Figure contents as structured data:
————————

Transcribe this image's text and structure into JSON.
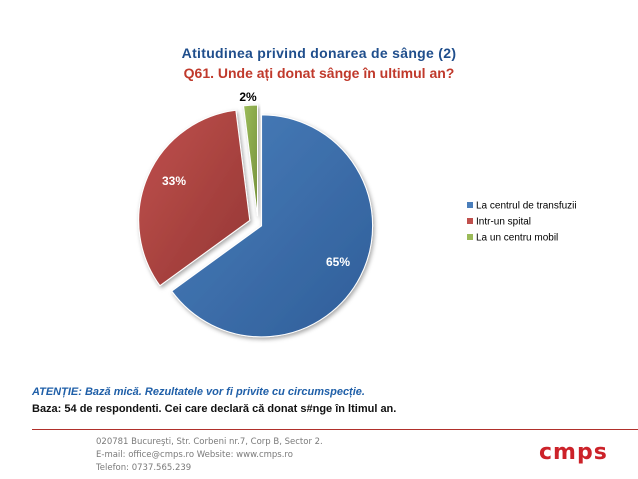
{
  "chart_data": {
    "type": "pie",
    "title": "Atitudinea privind donarea de sânge (2)",
    "subtitle": "Q61. Unde ați donat sânge în ultimul an?",
    "categories": [
      "La centrul de transfuzii",
      "Intr-un spital",
      "La un centru mobil"
    ],
    "values": [
      65,
      33,
      2
    ],
    "value_labels": [
      "65%",
      "33%",
      "2%"
    ],
    "colors": [
      "#4a7ebb",
      "#c0504d",
      "#9bbb59"
    ],
    "legend_position": "right"
  },
  "note": {
    "warning": "ATENȚIE: Bază mică. Rezultatele vor fi privite cu circumspecție.",
    "base": "Baza: 54 de respondenti. Cei care declară că donat s#nge în ltimul an."
  },
  "footer": {
    "address": "020781 Bucureşti, Str. Corbeni nr.7, Corp B, Sector 2.",
    "contact": "E-mail: office@cmps.ro Website: www.cmps.ro",
    "phone": "Telefon: 0737.565.239",
    "logo": "cmps"
  }
}
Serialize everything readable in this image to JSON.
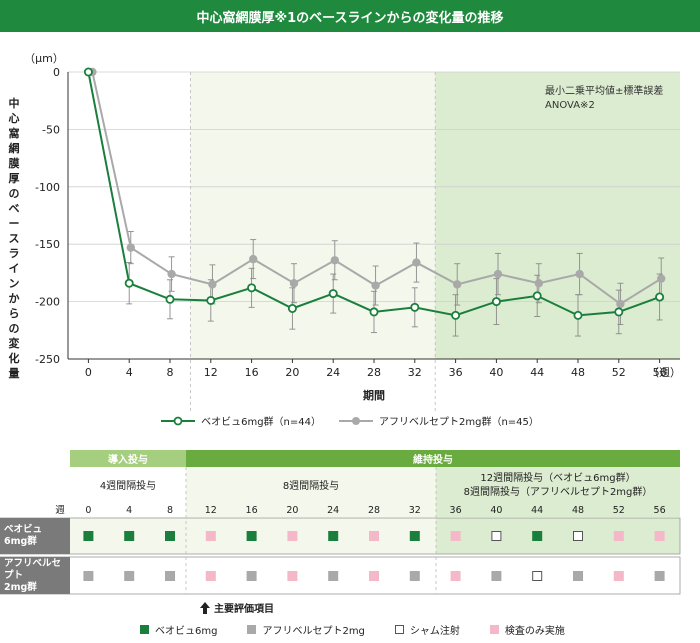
{
  "page": {
    "title": "中心窩網膜厚※1のベースラインからの変化量の推移",
    "ylabel": "中心窩網膜厚のベースラインからの変化量",
    "unit": "（μm）",
    "xlabel": "期間",
    "x_unit": "（週）",
    "stat_note_line1": "最小二乗平均値±標準誤差",
    "stat_note_line2": "ANOVA※2"
  },
  "chart_data": {
    "type": "line",
    "x": [
      0,
      4,
      8,
      12,
      16,
      20,
      24,
      28,
      32,
      36,
      40,
      44,
      48,
      52,
      56
    ],
    "ylim": [
      -250,
      0
    ],
    "yticks": [
      0,
      -50,
      -100,
      -150,
      -200,
      -250
    ],
    "grid": true,
    "series": [
      {
        "name": "ベオビュ6mg群（n=44）",
        "color": "#1a7f3c",
        "values": [
          0,
          -184,
          -198,
          -199,
          -188,
          -206,
          -193,
          -209,
          -205,
          -212,
          -200,
          -195,
          -212,
          -209,
          -196
        ],
        "error": [
          0,
          18,
          17,
          18,
          17,
          18,
          17,
          18,
          17,
          18,
          20,
          18,
          18,
          19,
          20
        ]
      },
      {
        "name": "アフリベルセプト2mg群（n=45）",
        "color": "#a9a9a9",
        "values": [
          0,
          -153,
          -176,
          -185,
          -163,
          -184,
          -164,
          -186,
          -166,
          -185,
          -176,
          -184,
          -176,
          -202,
          -180
        ],
        "error": [
          0,
          14,
          15,
          17,
          17,
          17,
          17,
          17,
          17,
          18,
          18,
          17,
          18,
          18,
          18
        ]
      }
    ],
    "shaded_regions": [
      {
        "from": 10,
        "to": 34,
        "color": "#f4f8ec"
      },
      {
        "from": 34,
        "to": 58,
        "color": "#dcecd0"
      }
    ]
  },
  "schedule": {
    "phase_loading": "導入投与",
    "phase_maintenance": "維持投与",
    "interval_4w": "4週間隔投与",
    "interval_8w": "8週間隔投与",
    "interval_12w_line1": "12週間隔投与（ベオビュ6mg群）",
    "interval_12w_line2": "8週間隔投与（アフリベルセプト2mg群）",
    "week_label": "週",
    "weeks": [
      "0",
      "4",
      "8",
      "12",
      "16",
      "20",
      "24",
      "28",
      "32",
      "36",
      "40",
      "44",
      "48",
      "52",
      "56"
    ],
    "row_beovu_line1": "ベオビュ",
    "row_beovu_line2": "6mg群",
    "row_afli_line1": "アフリベルセプト",
    "row_afli_line2": "2mg群",
    "beovu_marks": [
      "G",
      "G",
      "G",
      "P",
      "G",
      "P",
      "G",
      "P",
      "G",
      "P",
      "W",
      "G",
      "W",
      "P",
      "P"
    ],
    "afli_marks": [
      "Y",
      "Y",
      "Y",
      "P",
      "Y",
      "P",
      "Y",
      "P",
      "Y",
      "P",
      "Y",
      "W",
      "Y",
      "P",
      "Y"
    ],
    "primary_endpoint": "主要評価項目",
    "legend": {
      "beovu": "ベオビュ6mg",
      "afli": "アフリベルセプト2mg",
      "sham": "シャム注射",
      "exam": "検査のみ実施"
    },
    "colors": {
      "G": "#1a7f3c",
      "Y": "#a9a9a9",
      "W": "#ffffff",
      "P": "#f4b8c8"
    }
  }
}
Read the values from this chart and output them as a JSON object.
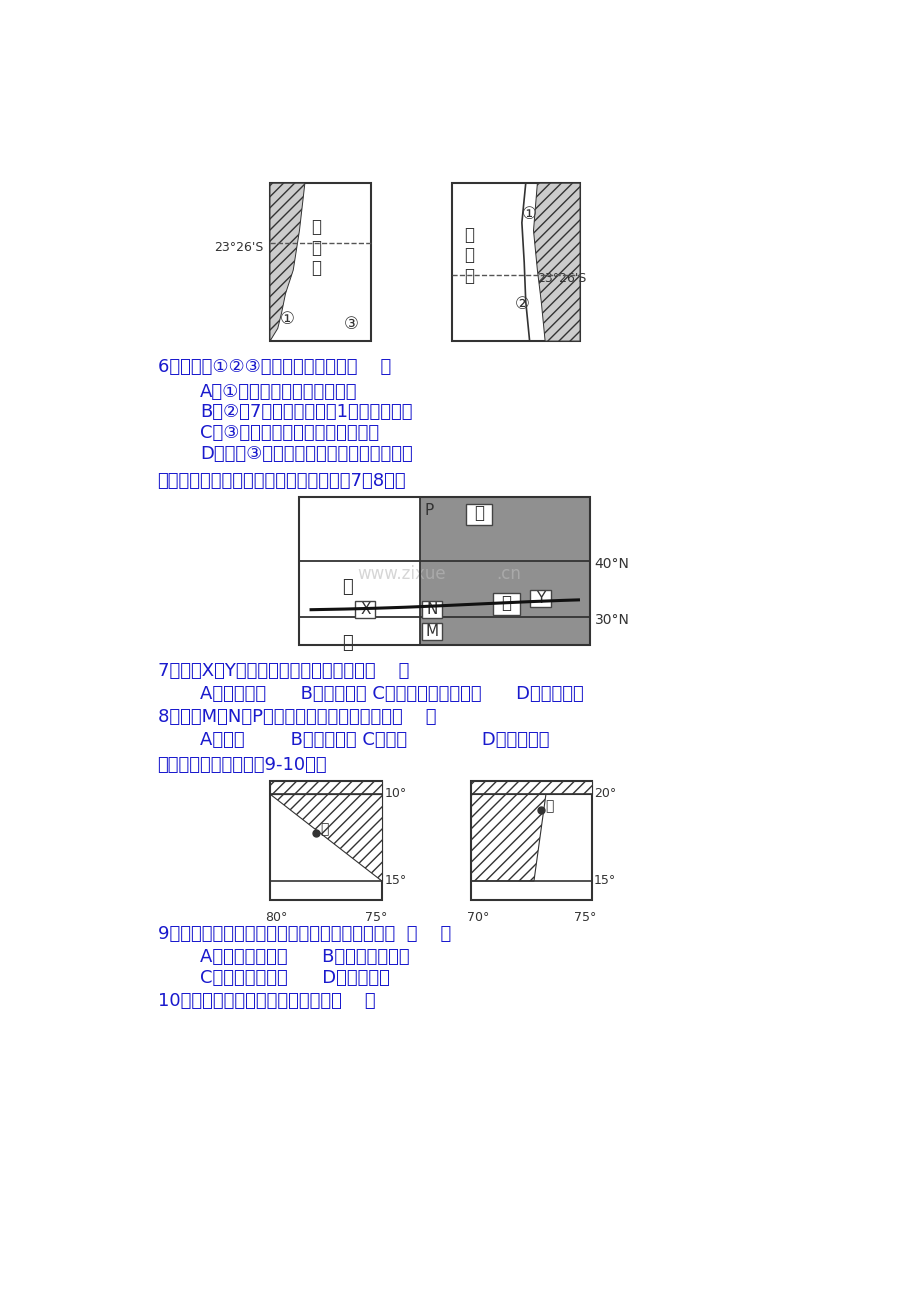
{
  "bg_color": "#ffffff",
  "text_color": "#1a1acd",
  "diagram_color": "#333333",
  "title_intro": "下图为海陆某月等温线分布图，读图回答7～8题。",
  "q6": "6、对图中①②③三地叙述错误的是（    ）",
  "q6a": "A．①地气候的形成与地形有关",
  "q6b": "B．②地7月份炎热干燥，1月份温和多雨",
  "q6c": "C．③地气候类型为温带海洋性气候",
  "q6d": "D．影响③地气候类型的主要因素是西风带",
  "q7": "7、造成X、Y两地气温差异的主要因素是（    ）",
  "q7opts": "A．纬度位置      B．人类活动 C．海陆热力性质差异      D．大气环流",
  "q8": "8、造成M、N、P三地降水差异的主导因素是（    ）",
  "q8opts": "A．纬度        B．大气环流 C．地形             D．海陆位置",
  "intro2": "读两区域示意图，回答9-10题。",
  "q9text": "9、飞机从乙地沿着最近距离飞往甲地，其方向是  （    ）",
  "q9a": "A．由西北向东南      B．由西南向东北",
  "q9b": "C．由东北向西南      D．由东向西",
  "q10": "10、甲、乙两地附近的气候状况是（    ）"
}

————————

* _TO BE DONE_
Retype the whole listing exactly and leave the pictures out.

* _THE RESPONSE_
Transcribe this image's text and structure into JSON.
{
  "chart_data": {
    "type": "pie",
    "title": "Atitudinea privind donarea de sânge (2)",
    "subtitle": "Q61. Unde ați donat sânge în ultimul an?",
    "categories": [
      "La centrul de transfuzii",
      "Intr-un spital",
      "La un centru mobil"
    ],
    "values": [
      65,
      33,
      2
    ],
    "value_labels": [
      "65%",
      "33%",
      "2%"
    ],
    "colors": [
      "#4a7ebb",
      "#c0504d",
      "#9bbb59"
    ],
    "legend_position": "right"
  },
  "note": {
    "warning": "ATENȚIE: Bază mică. Rezultatele vor fi privite cu circumspecție.",
    "base": "Baza: 54 de respondenti. Cei care declară că donat s#nge în ltimul an."
  },
  "footer": {
    "address": "020781 Bucureşti, Str. Corbeni nr.7, Corp B, Sector 2.",
    "contact": "E-mail: office@cmps.ro Website: www.cmps.ro",
    "phone": "Telefon: 0737.565.239",
    "logo": "cmps"
  }
}
Serialize everything readable in this image to JSON.
{
  "page": {
    "title": "中心窩網膜厚※1のベースラインからの変化量の推移",
    "ylabel": "中心窩網膜厚のベースラインからの変化量",
    "unit": "（μm）",
    "xlabel": "期間",
    "x_unit": "（週）",
    "stat_note_line1": "最小二乗平均値±標準誤差",
    "stat_note_line2": "ANOVA※2"
  },
  "chart_data": {
    "type": "line",
    "x": [
      0,
      4,
      8,
      12,
      16,
      20,
      24,
      28,
      32,
      36,
      40,
      44,
      48,
      52,
      56
    ],
    "ylim": [
      -250,
      0
    ],
    "yticks": [
      0,
      -50,
      -100,
      -150,
      -200,
      -250
    ],
    "grid": true,
    "series": [
      {
        "name": "ベオビュ6mg群（n=44）",
        "color": "#1a7f3c",
        "values": [
          0,
          -184,
          -198,
          -199,
          -188,
          -206,
          -193,
          -209,
          -205,
          -212,
          -200,
          -195,
          -212,
          -209,
          -196
        ],
        "error": [
          0,
          18,
          17,
          18,
          17,
          18,
          17,
          18,
          17,
          18,
          20,
          18,
          18,
          19,
          20
        ]
      },
      {
        "name": "アフリベルセプト2mg群（n=45）",
        "color": "#a9a9a9",
        "values": [
          0,
          -153,
          -176,
          -185,
          -163,
          -184,
          -164,
          -186,
          -166,
          -185,
          -176,
          -184,
          -176,
          -202,
          -180
        ],
        "error": [
          0,
          14,
          15,
          17,
          17,
          17,
          17,
          17,
          17,
          18,
          18,
          17,
          18,
          18,
          18
        ]
      }
    ],
    "shaded_regions": [
      {
        "from": 10,
        "to": 34,
        "color": "#f4f8ec"
      },
      {
        "from": 34,
        "to": 58,
        "color": "#dcecd0"
      }
    ]
  },
  "schedule": {
    "phase_loading": "導入投与",
    "phase_maintenance": "維持投与",
    "interval_4w": "4週間隔投与",
    "interval_8w": "8週間隔投与",
    "interval_12w_line1": "12週間隔投与（ベオビュ6mg群）",
    "interval_12w_line2": "8週間隔投与（アフリベルセプト2mg群）",
    "week_label": "週",
    "weeks": [
      "0",
      "4",
      "8",
      "12",
      "16",
      "20",
      "24",
      "28",
      "32",
      "36",
      "40",
      "44",
      "48",
      "52",
      "56"
    ],
    "row_beovu_line1": "ベオビュ",
    "row_beovu_line2": "6mg群",
    "row_afli_line1": "アフリベルセプト",
    "row_afli_line2": "2mg群",
    "beovu_marks": [
      "G",
      "G",
      "G",
      "P",
      "G",
      "P",
      "G",
      "P",
      "G",
      "P",
      "W",
      "G",
      "W",
      "P",
      "P"
    ],
    "afli_marks": [
      "Y",
      "Y",
      "Y",
      "P",
      "Y",
      "P",
      "Y",
      "P",
      "Y",
      "P",
      "Y",
      "W",
      "Y",
      "P",
      "Y"
    ],
    "primary_endpoint": "主要評価項目",
    "legend": {
      "beovu": "ベオビュ6mg",
      "afli": "アフリベルセプト2mg",
      "sham": "シャム注射",
      "exam": "検査のみ実施"
    },
    "colors": {
      "G": "#1a7f3c",
      "Y": "#a9a9a9",
      "W": "#ffffff",
      "P": "#f4b8c8"
    }
  }
}
Read the values from this chart and output them as a JSON object.
{
  "bg_color": "#ffffff",
  "text_color": "#1a1acd",
  "diagram_color": "#333333",
  "title_intro": "下图为海陆某月等温线分布图，读图回答7～8题。",
  "q6": "6、对图中①②③三地叙述错误的是（    ）",
  "q6a": "A．①地气候的形成与地形有关",
  "q6b": "B．②地7月份炎热干燥，1月份温和多雨",
  "q6c": "C．③地气候类型为温带海洋性气候",
  "q6d": "D．影响③地气候类型的主要因素是西风带",
  "q7": "7、造成X、Y两地气温差异的主要因素是（    ）",
  "q7opts": "A．纬度位置      B．人类活动 C．海陆热力性质差异      D．大气环流",
  "q8": "8、造成M、N、P三地降水差异的主导因素是（    ）",
  "q8opts": "A．纬度        B．大气环流 C．地形             D．海陆位置",
  "intro2": "读两区域示意图，回答9-10题。",
  "q9text": "9、飞机从乙地沿着最近距离飞往甲地，其方向是  （    ）",
  "q9a": "A．由西北向东南      B．由西南向东北",
  "q9b": "C．由东北向西南      D．由东向西",
  "q10": "10、甲、乙两地附近的气候状况是（    ）"
}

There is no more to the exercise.